» Exercise
Set down the records once more, please, exactly and with the pictures left out.

(Dataset items)
****
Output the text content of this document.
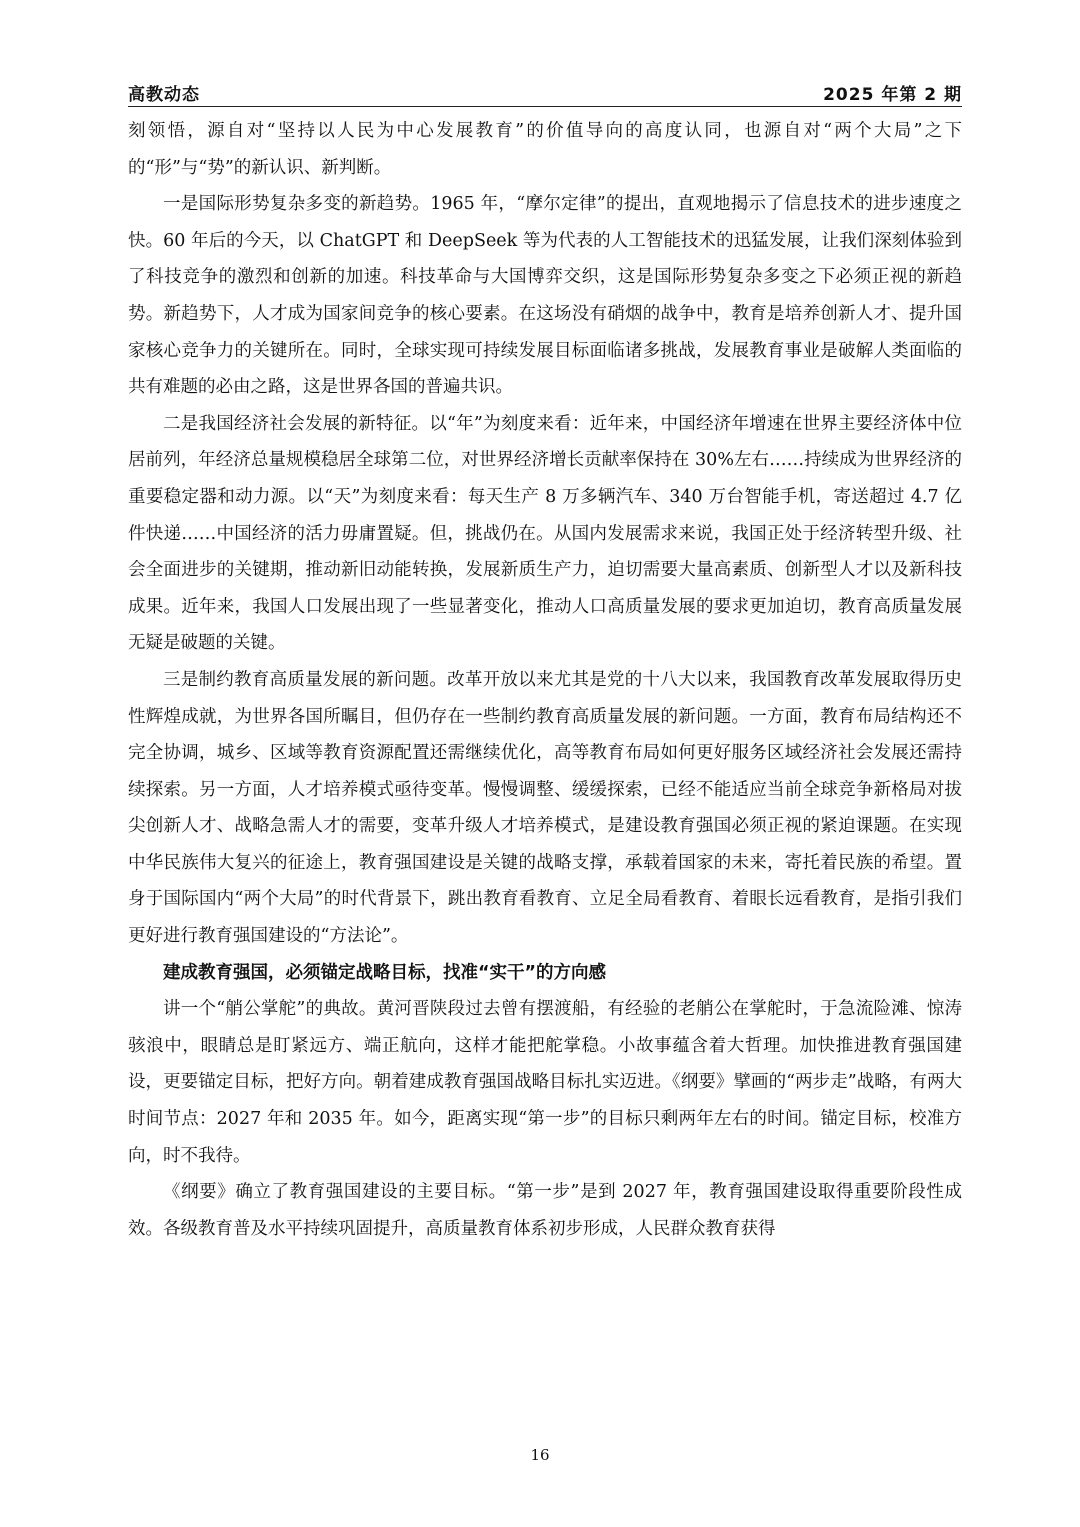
高教动态	2025 年第 2 期

刻领悟，源自对“坚持以人民为中心发展教育”的价值导向的高度认同，也源自对“两个大局”之下的“形”与“势”的新认识、新判断。

一是国际形势复杂多变的新趋势。1965 年，“摩尔定律”的提出，直观地揭示了信息技术的进步速度之快。60 年后的今天，以 ChatGPT 和 DeepSeek 等为代表的人工智能技术的迅猛发展，让我们深刻体验到了科技竞争的激烈和创新的加速。科技革命与大国博弈交织，这是国际形势复杂多变之下必须正视的新趋势。新趋势下，人才成为国家间竞争的核心要素。在这场没有硝烟的战争中，教育是培养创新人才、提升国家核心竞争力的关键所在。同时，全球实现可持续发展目标面临诸多挑战，发展教育事业是破解人类面临的共有难题的必由之路，这是世界各国的普遍共识。

二是我国经济社会发展的新特征。以“年”为刻度来看：近年来，中国经济年增速在世界主要经济体中位居前列，年经济总量规模稳居全球第二位，对世界经济增长贡献率保持在 30%左右……持续成为世界经济的重要稳定器和动力源。以“天”为刻度来看：每天生产 8 万多辆汽车、340 万台智能手机，寄送超过 4.7 亿件快递……中国经济的活力毋庸置疑。但，挑战仍在。从国内发展需求来说，我国正处于经济转型升级、社会全面进步的关键期，推动新旧动能转换，发展新质生产力，迫切需要大量高素质、创新型人才以及新科技成果。近年来，我国人口发展出现了一些显著变化，推动人口高质量发展的要求更加迫切，教育高质量发展无疑是破题的关键。

三是制约教育高质量发展的新问题。改革开放以来尤其是党的十八大以来，我国教育改革发展取得历史性辉煌成就，为世界各国所瞩目，但仍存在一些制约教育高质量发展的新问题。一方面，教育布局结构还不完全协调，城乡、区域等教育资源配置还需继续优化，高等教育布局如何更好服务区域经济社会发展还需持续探索。另一方面，人才培养模式亟待变革。慢慢调整、缓缓探索，已经不能适应当前全球竞争新格局对拔尖创新人才、战略急需人才的需要，变革升级人才培养模式，是建设教育强国必须正视的紧迫课题。在实现中华民族伟大复兴的征途上，教育强国建设是关键的战略支撑，承载着国家的未来，寄托着民族的希望。置身于国际国内“两个大局”的时代背景下，跳出教育看教育、立足全局看教育、着眼长远看教育，是指引我们更好进行教育强国建设的“方法论”。

建成教育强国，必须锚定战略目标，找准“实干”的方向感

讲一个“艄公掌舵”的典故。黄河晋陕段过去曾有摆渡船，有经验的老艄公在掌舵时，于急流险滩、惊涛骇浪中，眼睛总是盯紧远方、端正航向，这样才能把舵掌稳。小故事蕴含着大哲理。加快推进教育强国建设，更要锚定目标，把好方向。朝着建成教育强国战略目标扎实迈进。《纲要》擘画的“两步走”战略，有两大时间节点：2027 年和 2035 年。如今，距离实现“第一步”的目标只剩两年左右的时间。锚定目标，校准方向，时不我待。

《纲要》确立了教育强国建设的主要目标。“第一步”是到 2027 年，教育强国建设取得重要阶段性成效。各级教育普及水平持续巩固提升，高质量教育体系初步形成，人民群众教育获得

16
****
» Written solution
Output the text content of this document.
高教动态	2025 年第 2 期

刻领悟，源自对“坚持以人民为中心发展教育”的价值导向的高度认同，也源自对“两个大局”之下的“形”与“势”的新认识、新判断。

一是国际形势复杂多变的新趋势。1965 年，“摩尔定律”的提出，直观地揭示了信息技术的进步速度之快。60 年后的今天，以 ChatGPT 和 DeepSeek 等为代表的人工智能技术的迅猛发展，让我们深刻体验到了科技竞争的激烈和创新的加速。科技革命与大国博弈交织，这是国际形势复杂多变之下必须正视的新趋势。新趋势下，人才成为国家间竞争的核心要素。在这场没有硝烟的战争中，教育是培养创新人才、提升国家核心竞争力的关键所在。同时，全球实现可持续发展目标面临诸多挑战，发展教育事业是破解人类面临的共有难题的必由之路，这是世界各国的普遍共识。

二是我国经济社会发展的新特征。以“年”为刻度来看：近年来，中国经济年增速在世界主要经济体中位居前列，年经济总量规模稳居全球第二位，对世界经济增长贡献率保持在 30%左右……持续成为世界经济的重要稳定器和动力源。以“天”为刻度来看：每天生产 8 万多辆汽车、340 万台智能手机，寄送超过 4.7 亿件快递……中国经济的活力毋庸置疑。但，挑战仍在。从国内发展需求来说，我国正处于经济转型升级、社会全面进步的关键期，推动新旧动能转换，发展新质生产力，迫切需要大量高素质、创新型人才以及新科技成果。近年来，我国人口发展出现了一些显著变化，推动人口高质量发展的要求更加迫切，教育高质量发展无疑是破题的关键。

三是制约教育高质量发展的新问题。改革开放以来尤其是党的十八大以来，我国教育改革发展取得历史性辉煌成就，为世界各国所瞩目，但仍存在一些制约教育高质量发展的新问题。一方面，教育布局结构还不完全协调，城乡、区域等教育资源配置还需继续优化，高等教育布局如何更好服务区域经济社会发展还需持续探索。另一方面，人才培养模式亟待变革。慢慢调整、缓缓探索，已经不能适应当前全球竞争新格局对拔尖创新人才、战略急需人才的需要，变革升级人才培养模式，是建设教育强国必须正视的紧迫课题。在实现中华民族伟大复兴的征途上，教育强国建设是关键的战略支撑，承载着国家的未来，寄托着民族的希望。置身于国际国内“两个大局”的时代背景下，跳出教育看教育、立足全局看教育、着眼长远看教育，是指引我们更好进行教育强国建设的“方法论”。

建成教育强国，必须锚定战略目标，找准“实干”的方向感

讲一个“艄公掌舵”的典故。黄河晋陕段过去曾有摆渡船，有经验的老艄公在掌舵时，于急流险滩、惊涛骇浪中，眼睛总是盯紧远方、端正航向，这样才能把舵掌稳。小故事蕴含着大哲理。加快推进教育强国建设，更要锚定目标，把好方向。朝着建成教育强国战略目标扎实迈进。《纲要》擘画的“两步走”战略，有两大时间节点：2027 年和 2035 年。如今，距离实现“第一步”的目标只剩两年左右的时间。锚定目标，校准方向，时不我待。

《纲要》确立了教育强国建设的主要目标。“第一步”是到 2027 年，教育强国建设取得重要阶段性成效。各级教育普及水平持续巩固提升，高质量教育体系初步形成，人民群众教育获得

16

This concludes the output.